◆ Exercise task
Repeat the material below exactly, line for line.

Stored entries
** Begin **

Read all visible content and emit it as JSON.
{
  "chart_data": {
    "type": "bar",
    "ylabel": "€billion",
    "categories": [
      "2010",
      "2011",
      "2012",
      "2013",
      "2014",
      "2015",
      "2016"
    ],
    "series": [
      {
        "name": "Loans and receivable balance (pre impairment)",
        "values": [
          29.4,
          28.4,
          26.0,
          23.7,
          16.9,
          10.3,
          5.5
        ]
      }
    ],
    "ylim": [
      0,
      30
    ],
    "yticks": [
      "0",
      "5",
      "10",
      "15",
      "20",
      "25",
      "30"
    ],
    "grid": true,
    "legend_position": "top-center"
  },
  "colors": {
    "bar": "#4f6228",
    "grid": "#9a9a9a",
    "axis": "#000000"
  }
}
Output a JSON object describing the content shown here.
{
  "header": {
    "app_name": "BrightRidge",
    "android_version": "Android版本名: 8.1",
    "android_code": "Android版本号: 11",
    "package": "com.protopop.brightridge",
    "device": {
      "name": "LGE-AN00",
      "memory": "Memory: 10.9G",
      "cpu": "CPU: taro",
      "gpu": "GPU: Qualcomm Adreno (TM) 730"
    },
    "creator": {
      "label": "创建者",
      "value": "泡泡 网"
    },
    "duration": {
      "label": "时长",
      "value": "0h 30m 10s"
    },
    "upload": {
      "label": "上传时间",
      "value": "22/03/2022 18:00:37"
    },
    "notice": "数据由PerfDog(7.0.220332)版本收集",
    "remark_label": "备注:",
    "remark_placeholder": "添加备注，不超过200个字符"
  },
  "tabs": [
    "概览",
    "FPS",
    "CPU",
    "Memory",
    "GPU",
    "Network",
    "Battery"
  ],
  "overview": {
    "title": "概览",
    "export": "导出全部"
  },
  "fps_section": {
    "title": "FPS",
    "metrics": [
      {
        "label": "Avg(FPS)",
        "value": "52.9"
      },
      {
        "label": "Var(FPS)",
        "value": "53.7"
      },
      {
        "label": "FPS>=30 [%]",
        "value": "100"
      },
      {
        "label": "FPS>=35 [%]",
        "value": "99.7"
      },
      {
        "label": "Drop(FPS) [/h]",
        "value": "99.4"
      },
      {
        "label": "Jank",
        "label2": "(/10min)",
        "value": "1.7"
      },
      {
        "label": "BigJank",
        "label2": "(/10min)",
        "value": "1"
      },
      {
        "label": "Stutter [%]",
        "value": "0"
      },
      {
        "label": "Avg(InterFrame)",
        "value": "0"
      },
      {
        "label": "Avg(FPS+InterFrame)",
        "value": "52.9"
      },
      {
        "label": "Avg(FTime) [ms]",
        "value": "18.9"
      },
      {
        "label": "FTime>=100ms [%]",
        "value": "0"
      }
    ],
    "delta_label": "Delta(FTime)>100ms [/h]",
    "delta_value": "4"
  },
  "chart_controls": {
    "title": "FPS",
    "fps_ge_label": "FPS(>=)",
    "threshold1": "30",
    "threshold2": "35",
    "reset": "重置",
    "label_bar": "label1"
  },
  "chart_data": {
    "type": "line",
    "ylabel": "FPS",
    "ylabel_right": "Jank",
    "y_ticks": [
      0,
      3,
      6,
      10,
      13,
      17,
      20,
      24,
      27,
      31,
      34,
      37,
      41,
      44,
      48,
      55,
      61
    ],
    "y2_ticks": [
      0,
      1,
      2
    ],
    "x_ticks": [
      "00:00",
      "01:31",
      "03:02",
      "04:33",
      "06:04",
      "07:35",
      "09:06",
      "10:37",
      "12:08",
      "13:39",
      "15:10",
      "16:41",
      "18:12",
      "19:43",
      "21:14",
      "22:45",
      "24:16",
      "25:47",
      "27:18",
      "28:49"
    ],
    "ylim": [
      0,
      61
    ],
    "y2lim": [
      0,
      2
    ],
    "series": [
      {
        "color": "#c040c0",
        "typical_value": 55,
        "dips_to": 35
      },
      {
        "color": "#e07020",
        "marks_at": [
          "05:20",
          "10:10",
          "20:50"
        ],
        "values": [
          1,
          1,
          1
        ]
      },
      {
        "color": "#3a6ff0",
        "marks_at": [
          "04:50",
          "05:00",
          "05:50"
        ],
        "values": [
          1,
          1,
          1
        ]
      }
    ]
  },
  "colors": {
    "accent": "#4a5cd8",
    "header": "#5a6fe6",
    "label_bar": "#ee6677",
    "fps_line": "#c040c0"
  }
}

** End **

◆ Exercise solution
Read all visible content and emit it as JSON.
{
  "chart_data": {
    "type": "bar",
    "ylabel": "€billion",
    "categories": [
      "2010",
      "2011",
      "2012",
      "2013",
      "2014",
      "2015",
      "2016"
    ],
    "series": [
      {
        "name": "Loans and receivable balance (pre impairment)",
        "values": [
          29.4,
          28.4,
          26.0,
          23.7,
          16.9,
          10.3,
          5.5
        ]
      }
    ],
    "ylim": [
      0,
      30
    ],
    "yticks": [
      "0",
      "5",
      "10",
      "15",
      "20",
      "25",
      "30"
    ],
    "grid": true,
    "legend_position": "top-center"
  },
  "colors": {
    "bar": "#4f6228",
    "grid": "#9a9a9a",
    "axis": "#000000"
  }
}
Output a JSON object describing the content shown here.
{
  "header": {
    "app_name": "BrightRidge",
    "android_version": "Android版本名: 8.1",
    "android_code": "Android版本号: 11",
    "package": "com.protopop.brightridge",
    "device": {
      "name": "LGE-AN00",
      "memory": "Memory: 10.9G",
      "cpu": "CPU: taro",
      "gpu": "GPU: Qualcomm Adreno (TM) 730"
    },
    "creator": {
      "label": "创建者",
      "value": "泡泡 网"
    },
    "duration": {
      "label": "时长",
      "value": "0h 30m 10s"
    },
    "upload": {
      "label": "上传时间",
      "value": "22/03/2022 18:00:37"
    },
    "notice": "数据由PerfDog(7.0.220332)版本收集",
    "remark_label": "备注:",
    "remark_placeholder": "添加备注，不超过200个字符"
  },
  "tabs": [
    "概览",
    "FPS",
    "CPU",
    "Memory",
    "GPU",
    "Network",
    "Battery"
  ],
  "overview": {
    "title": "概览",
    "export": "导出全部"
  },
  "fps_section": {
    "title": "FPS",
    "metrics": [
      {
        "label": "Avg(FPS)",
        "value": "52.9"
      },
      {
        "label": "Var(FPS)",
        "value": "53.7"
      },
      {
        "label": "FPS>=30 [%]",
        "value": "100"
      },
      {
        "label": "FPS>=35 [%]",
        "value": "99.7"
      },
      {
        "label": "Drop(FPS) [/h]",
        "value": "99.4"
      },
      {
        "label": "Jank",
        "label2": "(/10min)",
        "value": "1.7"
      },
      {
        "label": "BigJank",
        "label2": "(/10min)",
        "value": "1"
      },
      {
        "label": "Stutter [%]",
        "value": "0"
      },
      {
        "label": "Avg(InterFrame)",
        "value": "0"
      },
      {
        "label": "Avg(FPS+InterFrame)",
        "value": "52.9"
      },
      {
        "label": "Avg(FTime) [ms]",
        "value": "18.9"
      },
      {
        "label": "FTime>=100ms [%]",
        "value": "0"
      }
    ],
    "delta_label": "Delta(FTime)>100ms [/h]",
    "delta_value": "4"
  },
  "chart_controls": {
    "title": "FPS",
    "fps_ge_label": "FPS(>=)",
    "threshold1": "30",
    "threshold2": "35",
    "reset": "重置",
    "label_bar": "label1"
  },
  "chart_data": {
    "type": "line",
    "ylabel": "FPS",
    "ylabel_right": "Jank",
    "y_ticks": [
      0,
      3,
      6,
      10,
      13,
      17,
      20,
      24,
      27,
      31,
      34,
      37,
      41,
      44,
      48,
      55,
      61
    ],
    "y2_ticks": [
      0,
      1,
      2
    ],
    "x_ticks": [
      "00:00",
      "01:31",
      "03:02",
      "04:33",
      "06:04",
      "07:35",
      "09:06",
      "10:37",
      "12:08",
      "13:39",
      "15:10",
      "16:41",
      "18:12",
      "19:43",
      "21:14",
      "22:45",
      "24:16",
      "25:47",
      "27:18",
      "28:49"
    ],
    "ylim": [
      0,
      61
    ],
    "y2lim": [
      0,
      2
    ],
    "series": [
      {
        "color": "#c040c0",
        "typical_value": 55,
        "dips_to": 35
      },
      {
        "color": "#e07020",
        "marks_at": [
          "05:20",
          "10:10",
          "20:50"
        ],
        "values": [
          1,
          1,
          1
        ]
      },
      {
        "color": "#3a6ff0",
        "marks_at": [
          "04:50",
          "05:00",
          "05:50"
        ],
        "values": [
          1,
          1,
          1
        ]
      }
    ]
  },
  "colors": {
    "accent": "#4a5cd8",
    "header": "#5a6fe6",
    "label_bar": "#ee6677",
    "fps_line": "#c040c0"
  }
}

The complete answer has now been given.